**GIVEN REQUEST:** Write the material out again in full, exactly.

***

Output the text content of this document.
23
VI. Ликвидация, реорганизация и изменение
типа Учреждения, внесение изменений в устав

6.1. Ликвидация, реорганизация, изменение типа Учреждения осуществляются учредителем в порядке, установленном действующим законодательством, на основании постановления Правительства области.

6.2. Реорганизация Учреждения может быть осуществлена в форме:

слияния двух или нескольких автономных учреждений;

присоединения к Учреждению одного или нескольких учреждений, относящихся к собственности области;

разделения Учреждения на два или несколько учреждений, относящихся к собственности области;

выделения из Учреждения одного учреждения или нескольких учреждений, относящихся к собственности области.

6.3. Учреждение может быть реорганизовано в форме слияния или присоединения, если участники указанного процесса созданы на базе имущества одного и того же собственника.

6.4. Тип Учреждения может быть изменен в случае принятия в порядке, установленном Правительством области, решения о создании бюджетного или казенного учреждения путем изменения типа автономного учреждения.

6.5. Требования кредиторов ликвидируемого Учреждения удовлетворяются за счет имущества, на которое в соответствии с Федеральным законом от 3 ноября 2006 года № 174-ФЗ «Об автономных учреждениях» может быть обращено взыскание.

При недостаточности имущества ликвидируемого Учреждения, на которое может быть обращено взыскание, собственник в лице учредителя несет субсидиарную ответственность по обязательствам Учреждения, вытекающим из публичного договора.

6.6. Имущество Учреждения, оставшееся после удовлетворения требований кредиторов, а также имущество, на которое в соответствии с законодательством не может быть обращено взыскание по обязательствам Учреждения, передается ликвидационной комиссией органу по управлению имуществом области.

***

**REPLY TO THE TASK:**
Output the text content of this document.
23
VI. Ликвидация, реорганизация и изменение
типа Учреждения, внесение изменений в устав

6.1. Ликвидация, реорганизация, изменение типа Учреждения осуществляются учредителем в порядке, установленном действующим законодательством, на основании постановления Правительства области.

6.2. Реорганизация Учреждения может быть осуществлена в форме:

слияния двух или нескольких автономных учреждений;

присоединения к Учреждению одного или нескольких учреждений, относящихся к собственности области;

разделения Учреждения на два или несколько учреждений, относящихся к собственности области;

выделения из Учреждения одного учреждения или нескольких учреждений, относящихся к собственности области.

6.3. Учреждение может быть реорганизовано в форме слияния или присоединения, если участники указанного процесса созданы на базе имущества одного и того же собственника.

6.4. Тип Учреждения может быть изменен в случае принятия в порядке, установленном Правительством области, решения о создании бюджетного или казенного учреждения путем изменения типа автономного учреждения.

6.5. Требования кредиторов ликвидируемого Учреждения удовлетворяются за счет имущества, на которое в соответствии с Федеральным законом от 3 ноября 2006 года № 174-ФЗ «Об автономных учреждениях» может быть обращено взыскание.

При недостаточности имущества ликвидируемого Учреждения, на которое может быть обращено взыскание, собственник в лице учредителя несет субсидиарную ответственность по обязательствам Учреждения, вытекающим из публичного договора.

6.6. Имущество Учреждения, оставшееся после удовлетворения требований кредиторов, а также имущество, на которое в соответствии с законодательством не может быть обращено взыскание по обязательствам Учреждения, передается ликвидационной комиссией органу по управлению имуществом области.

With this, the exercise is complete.